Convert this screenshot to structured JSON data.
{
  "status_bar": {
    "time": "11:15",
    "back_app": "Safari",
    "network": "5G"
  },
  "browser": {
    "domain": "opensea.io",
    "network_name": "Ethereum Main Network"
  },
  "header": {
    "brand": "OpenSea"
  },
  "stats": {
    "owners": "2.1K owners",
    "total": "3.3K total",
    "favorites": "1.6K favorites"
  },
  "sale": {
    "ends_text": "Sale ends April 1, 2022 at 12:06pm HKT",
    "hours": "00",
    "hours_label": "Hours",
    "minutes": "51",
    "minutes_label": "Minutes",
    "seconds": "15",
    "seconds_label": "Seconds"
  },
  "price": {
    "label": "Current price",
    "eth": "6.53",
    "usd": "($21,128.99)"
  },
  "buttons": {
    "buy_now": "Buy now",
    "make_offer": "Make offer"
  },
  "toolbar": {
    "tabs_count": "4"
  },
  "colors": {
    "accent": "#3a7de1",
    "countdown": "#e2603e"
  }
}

_ _ _

TASK INSTRUCTIONS: Reproduce the records above exactly.

TASK OUTPUT:
Convert this screenshot to structured JSON data.
{
  "status_bar": {
    "time": "11:15",
    "back_app": "Safari",
    "network": "5G"
  },
  "browser": {
    "domain": "opensea.io",
    "network_name": "Ethereum Main Network"
  },
  "header": {
    "brand": "OpenSea"
  },
  "stats": {
    "owners": "2.1K owners",
    "total": "3.3K total",
    "favorites": "1.6K favorites"
  },
  "sale": {
    "ends_text": "Sale ends April 1, 2022 at 12:06pm HKT",
    "hours": "00",
    "hours_label": "Hours",
    "minutes": "51",
    "minutes_label": "Minutes",
    "seconds": "15",
    "seconds_label": "Seconds"
  },
  "price": {
    "label": "Current price",
    "eth": "6.53",
    "usd": "($21,128.99)"
  },
  "buttons": {
    "buy_now": "Buy now",
    "make_offer": "Make offer"
  },
  "toolbar": {
    "tabs_count": "4"
  },
  "colors": {
    "accent": "#3a7de1",
    "countdown": "#e2603e"
  }
}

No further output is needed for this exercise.